INFORMATION GIVEN.
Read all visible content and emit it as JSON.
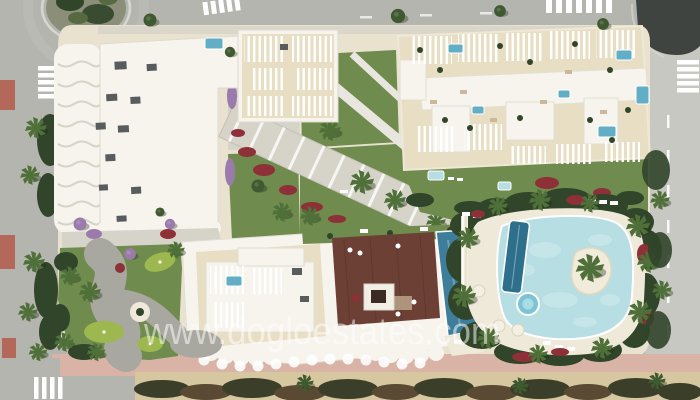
{
  "watermark": {
    "text": "www.dogloestates.com"
  },
  "palette": {
    "road": "#b4b5af",
    "road_right": "#c7c8c2",
    "asphalt_dark": "#3f4441",
    "sidewalk": "#d3d1c7",
    "sidewalk_pink": "#d9b3a5",
    "red_tile": "#b4685a",
    "sand": "#d7c7a1",
    "bush_dark": "#3b3f2a",
    "deck_cream": "#e9e2cf",
    "deck_light": "#efe9da",
    "terrace_sand": "#e8dec4",
    "roof_white": "#f6f4ec",
    "path_gray": "#a9a8a0",
    "path_light": "#d6d3c9",
    "lawn": "#6f8b4e",
    "putting_green": "#9cb84f",
    "hedge": "#30452a",
    "palm": "#4f7038",
    "flower_red": "#8d3038",
    "flower_purple": "#9a7bab",
    "pool_lagoon": "#b6dee3",
    "pool_mid": "#62aec6",
    "pool_dark": "#2e6f8c",
    "pool_roof": "#3f7e9b",
    "wood_deck": "#6d4036",
    "ac_gray": "#585c5e",
    "watermark": "#ffffff"
  }
}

TASK OBJECTIVE. Copy out all the data without changing anything, and drop the pictures.

THE SOLUTION.
Read all visible content and emit it as JSON.
{
  "watermark": {
    "text": "www.dogloestates.com"
  },
  "palette": {
    "road": "#b4b5af",
    "road_right": "#c7c8c2",
    "asphalt_dark": "#3f4441",
    "sidewalk": "#d3d1c7",
    "sidewalk_pink": "#d9b3a5",
    "red_tile": "#b4685a",
    "sand": "#d7c7a1",
    "bush_dark": "#3b3f2a",
    "deck_cream": "#e9e2cf",
    "deck_light": "#efe9da",
    "terrace_sand": "#e8dec4",
    "roof_white": "#f6f4ec",
    "path_gray": "#a9a8a0",
    "path_light": "#d6d3c9",
    "lawn": "#6f8b4e",
    "putting_green": "#9cb84f",
    "hedge": "#30452a",
    "palm": "#4f7038",
    "flower_red": "#8d3038",
    "flower_purple": "#9a7bab",
    "pool_lagoon": "#b6dee3",
    "pool_mid": "#62aec6",
    "pool_dark": "#2e6f8c",
    "pool_roof": "#3f7e9b",
    "wood_deck": "#6d4036",
    "ac_gray": "#585c5e",
    "watermark": "#ffffff"
  }
}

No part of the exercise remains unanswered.